What is required:
Rewrite every line in the entries below as a two-column Markdown table with the columns Row and Line, leaving out blank lines and the pictures.

[BEGIN Task data]

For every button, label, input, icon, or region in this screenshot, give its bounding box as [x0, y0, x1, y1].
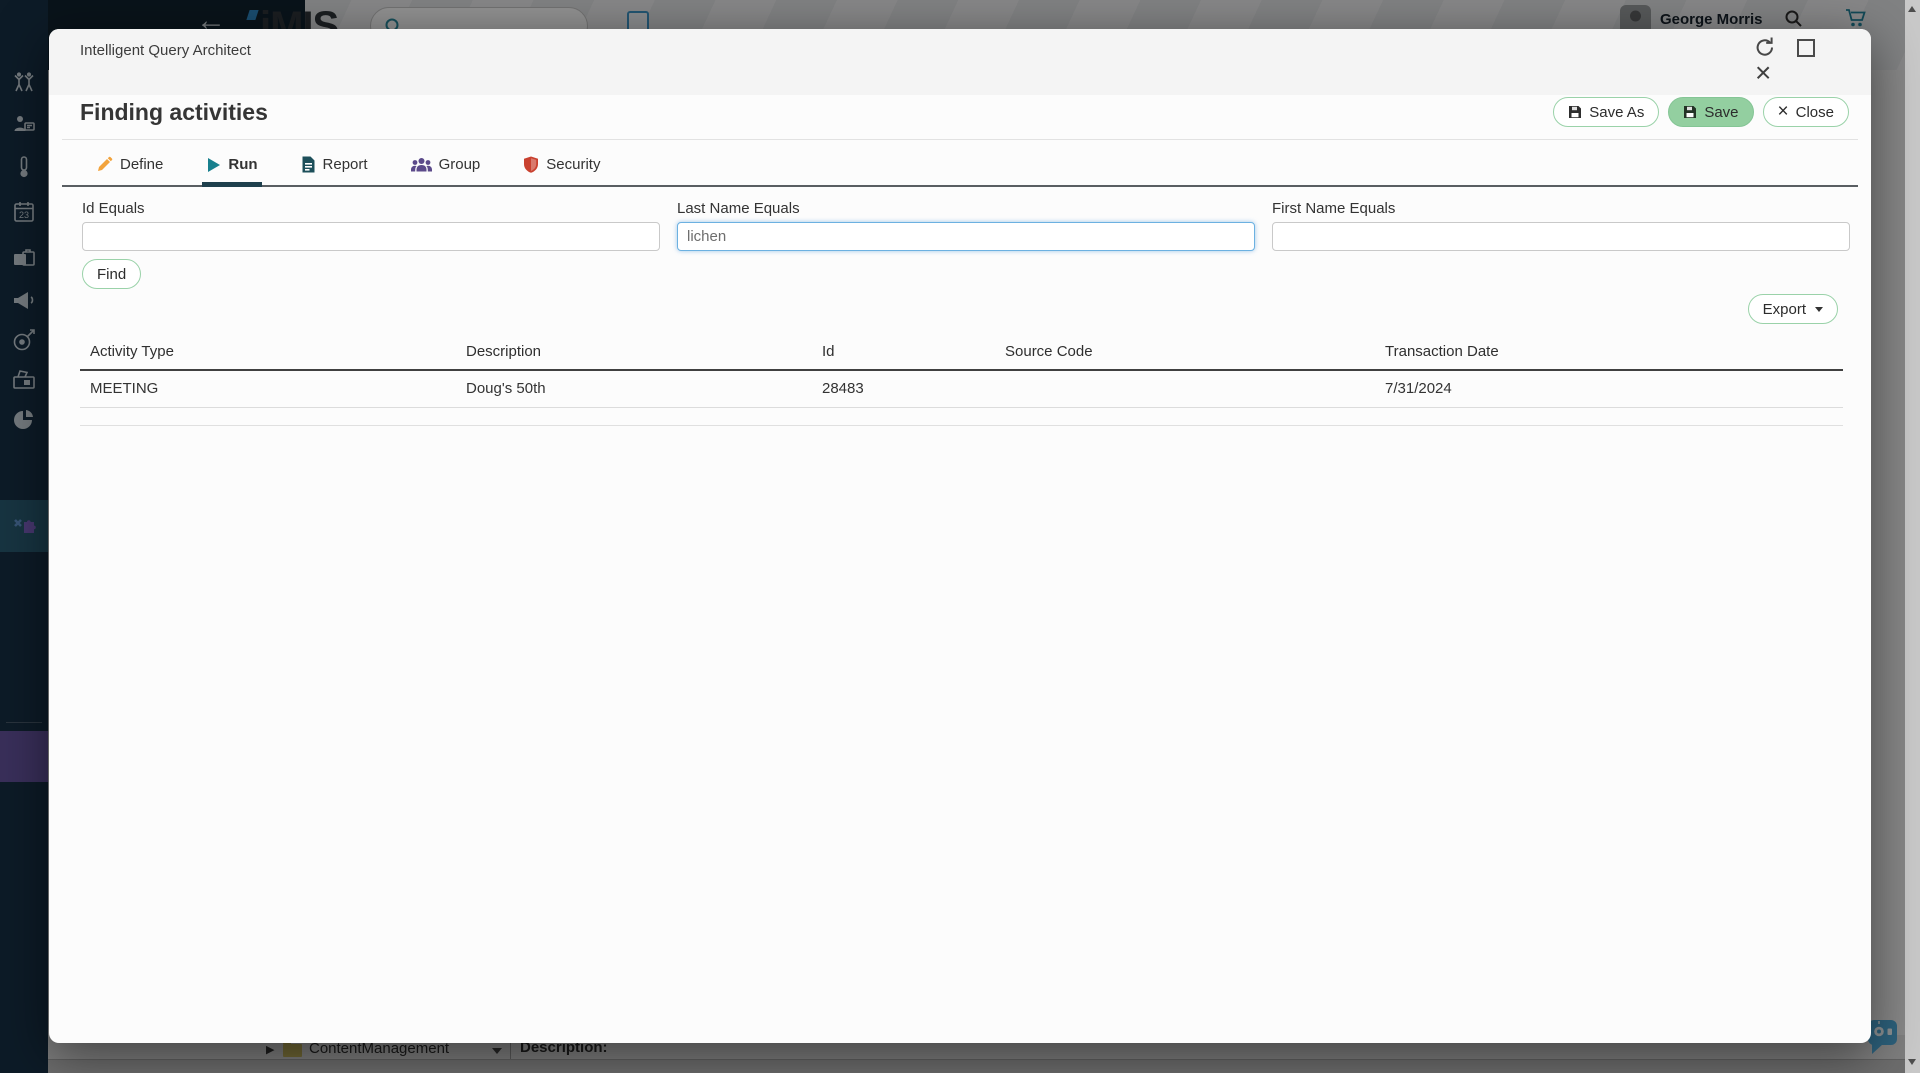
save-icon	[1568, 105, 1582, 119]
cell-activity-type: MEETING	[80, 370, 456, 408]
table-footer-spacer	[80, 408, 1843, 426]
pencil-icon	[96, 156, 113, 173]
find-label: Find	[97, 266, 126, 283]
results-table: Activity Type Description Id Source Code…	[80, 339, 1843, 426]
play-icon	[206, 157, 221, 173]
tab-define[interactable]: Define	[92, 152, 167, 187]
tab-security[interactable]: Security	[519, 152, 604, 187]
cell-source-code	[995, 370, 1375, 408]
group-icon	[411, 157, 432, 173]
close-button[interactable]: × Close	[1763, 97, 1849, 127]
close-icon: ×	[1778, 102, 1789, 121]
filter-form: Id Equals Last Name Equals First Name Eq…	[49, 187, 1871, 251]
first-name-equals-input[interactable]	[1272, 222, 1850, 251]
save-button[interactable]: Save	[1668, 97, 1753, 127]
cell-transaction-date: 7/31/2024	[1375, 370, 1843, 408]
export-label: Export	[1763, 301, 1806, 318]
report-icon	[301, 156, 316, 173]
dialog-close-icon[interactable]: ×	[1755, 59, 1771, 87]
field-label: Last Name Equals	[677, 200, 1255, 217]
query-architect-dialog: Intelligent Query Architect × Finding ac…	[49, 29, 1871, 1043]
query-tabs: Define Run Report	[62, 152, 1858, 187]
tab-label: Define	[120, 156, 163, 173]
field-id-equals: Id Equals	[82, 200, 660, 251]
tab-run[interactable]: Run	[202, 152, 261, 187]
header-divider	[62, 139, 1858, 140]
export-row: Export	[49, 289, 1871, 324]
field-last-name-equals: Last Name Equals	[677, 200, 1255, 251]
save-icon	[1683, 105, 1697, 119]
cell-description: Doug's 50th	[456, 370, 812, 408]
query-header: Finding activities Save As Save ×	[49, 95, 1871, 139]
chevron-down-icon	[1815, 307, 1823, 312]
save-as-label: Save As	[1589, 104, 1644, 121]
export-button[interactable]: Export	[1748, 294, 1838, 324]
tab-report[interactable]: Report	[297, 152, 372, 187]
col-source-code[interactable]: Source Code	[995, 339, 1375, 370]
results-header-row: Activity Type Description Id Source Code…	[80, 339, 1843, 370]
last-name-equals-input[interactable]	[677, 222, 1255, 251]
tab-label: Security	[546, 156, 600, 173]
field-first-name-equals: First Name Equals	[1272, 200, 1850, 251]
tab-label: Group	[439, 156, 481, 173]
shield-icon	[523, 156, 539, 173]
id-equals-input[interactable]	[82, 222, 660, 251]
col-transaction-date[interactable]: Transaction Date	[1375, 339, 1843, 370]
scroll-down-icon[interactable]	[1908, 1059, 1916, 1065]
dialog-title: Intelligent Query Architect	[80, 42, 251, 59]
page-title: Finding activities	[80, 99, 268, 126]
field-label: First Name Equals	[1272, 200, 1850, 217]
header-actions: Save As Save × Close	[1553, 97, 1849, 127]
save-as-button[interactable]: Save As	[1553, 97, 1659, 127]
vertical-scrollbar[interactable]	[1905, 0, 1920, 1073]
col-activity-type[interactable]: Activity Type	[80, 339, 456, 370]
tab-label: Run	[228, 156, 257, 173]
col-description[interactable]: Description	[456, 339, 812, 370]
maximize-icon[interactable]	[1797, 39, 1815, 57]
field-label: Id Equals	[82, 200, 660, 217]
dialog-titlebar: Intelligent Query Architect ×	[49, 29, 1871, 95]
cell-id: 28483	[812, 370, 995, 408]
close-label: Close	[1796, 104, 1834, 121]
save-label: Save	[1704, 104, 1738, 121]
find-row: Find	[49, 251, 1871, 289]
scroll-up-icon[interactable]	[1908, 6, 1916, 12]
tab-label: Report	[323, 156, 368, 173]
tab-group[interactable]: Group	[407, 152, 485, 187]
table-row[interactable]: MEETING Doug's 50th 28483 7/31/2024	[80, 370, 1843, 408]
find-button[interactable]: Find	[82, 259, 141, 289]
col-id[interactable]: Id	[812, 339, 995, 370]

[END Task data]

Answer below:
| Row | Line |
|---|---|
| 1 | For every button, label, input, icon, or region in this screenshot, give its bounding box as [x0, y0, x1, y1]. |
| 2 | save-icon	[1568, 105, 1582, 119] |
| 3 | cell-activity-type: MEETING	[80, 370, 456, 408] |
| 4 | table-footer-spacer	[80, 408, 1843, 426] |
| 5 | pencil-icon	[96, 156, 113, 173] |
| 6 | find-label: Find	[97, 266, 126, 283] |
| 7 | results-table: Activity Type Description Id Source Code…	[80, 339, 1843, 426] |
| 8 | play-icon	[206, 157, 221, 173] |
| 9 | tab-define[interactable]: Define	[92, 152, 167, 187] |
| 10 | tab-security[interactable]: Security	[519, 152, 604, 187] |
| 11 | cell-source-code	[995, 370, 1375, 408] |
| 12 | group-icon	[411, 157, 432, 173] |
| 13 | close-button[interactable]: × Close	[1763, 97, 1849, 127] |
| 14 | close-icon: ×	[1778, 102, 1789, 121] |
| 15 | filter-form: Id Equals Last Name Equals First Name Eq…	[49, 187, 1871, 251] |
| 16 | first-name-equals-input[interactable]	[1272, 222, 1850, 251] |
| 17 | save-button[interactable]: Save	[1668, 97, 1753, 127] |
| 18 | cell-transaction-date: 7/31/2024	[1375, 370, 1843, 408] |
| 19 | export-label: Export	[1763, 301, 1806, 318] |
| 20 | report-icon	[301, 156, 316, 173] |
| 21 | dialog-close-icon[interactable]: ×	[1755, 59, 1771, 87] |
| 22 | field-label: Last Name Equals	[677, 200, 1255, 217] |
| 23 | query-architect-dialog: Intelligent Query Architect × Finding ac…	[49, 29, 1871, 1043] |
| 24 | query-tabs: Define Run Report	[62, 152, 1858, 187] |
| 25 | tab-label: Define	[120, 156, 163, 173] |
| 26 | field-id-equals: Id Equals	[82, 200, 660, 251] |
| 27 | tab-run[interactable]: Run	[202, 152, 261, 187] |
| 28 | header-divider	[62, 139, 1858, 140] |
| 29 | export-row: Export	[49, 289, 1871, 324] |
| 30 | field-last-name-equals: Last Name Equals	[677, 200, 1255, 251] |
| 31 | save-icon	[1683, 105, 1697, 119] |
| 32 | cell-description: Doug's 50th	[456, 370, 812, 408] |
| 33 | query-header: Finding activities Save As Save ×	[49, 95, 1871, 139] |
| 34 | chevron-down-icon	[1815, 307, 1823, 312] |
| 35 | save-as-label: Save As	[1589, 104, 1644, 121] |
| 36 | export-button[interactable]: Export	[1748, 294, 1838, 324] |
| 37 | tab-report[interactable]: Report	[297, 152, 372, 187] |
| 38 | col-source-code[interactable]: Source Code	[995, 339, 1375, 370] |
| 39 | results-header-row: Activity Type Description Id Source Code…	[80, 339, 1843, 370] |
| 40 | last-name-equals-input[interactable]	[677, 222, 1255, 251] |
| 41 | tab-label: Security	[546, 156, 600, 173] |
| 42 | field-first-name-equals: First Name Equals	[1272, 200, 1850, 251] |
| 43 | tab-label: Group	[439, 156, 481, 173] |
| 44 | shield-icon	[523, 156, 539, 173] |
| 45 | id-equals-input[interactable]	[82, 222, 660, 251] |
| 46 | col-transaction-date[interactable]: Transaction Date	[1375, 339, 1843, 370] |
| 47 | scroll-down-icon[interactable]	[1908, 1059, 1916, 1065] |
| 48 | dialog-title: Intelligent Query Architect	[80, 42, 251, 59] |
| 49 | page-title: Finding activities	[80, 99, 268, 126] |
| 50 | field-label: First Name Equals	[1272, 200, 1850, 217] |
| 51 | header-actions: Save As Save × Close	[1553, 97, 1849, 127] |
| 52 | save-as-button[interactable]: Save As	[1553, 97, 1659, 127] |
| 53 | vertical-scrollbar[interactable]	[1905, 0, 1920, 1073] |
| 54 | col-activity-type[interactable]: Activity Type	[80, 339, 456, 370] |
| 55 | tab-label: Run	[228, 156, 257, 173] |
| 56 | col-description[interactable]: Description	[456, 339, 812, 370] |
| 57 | maximize-icon[interactable]	[1797, 39, 1815, 57] |
| 58 | field-label: Id Equals	[82, 200, 660, 217] |
| 59 | dialog-titlebar: Intelligent Query Architect ×	[49, 29, 1871, 95] |
| 60 | cell-id: 28483	[812, 370, 995, 408] |
| 61 | close-label: Close	[1796, 104, 1834, 121] |
| 62 | save-label: Save	[1704, 104, 1738, 121] |
| 63 | find-row: Find	[49, 251, 1871, 289] |
| 64 | scroll-up-icon[interactable]	[1908, 6, 1916, 12] |
| 65 | tab-label: Report	[323, 156, 368, 173] |
| 66 | tab-group[interactable]: Group	[407, 152, 485, 187] |
| 67 | table-row[interactable]: MEETING Doug's 50th 28483 7/31/2024	[80, 370, 1843, 408] |
| 68 | find-button[interactable]: Find	[82, 259, 141, 289] |
| 69 | col-id[interactable]: Id	[812, 339, 995, 370] |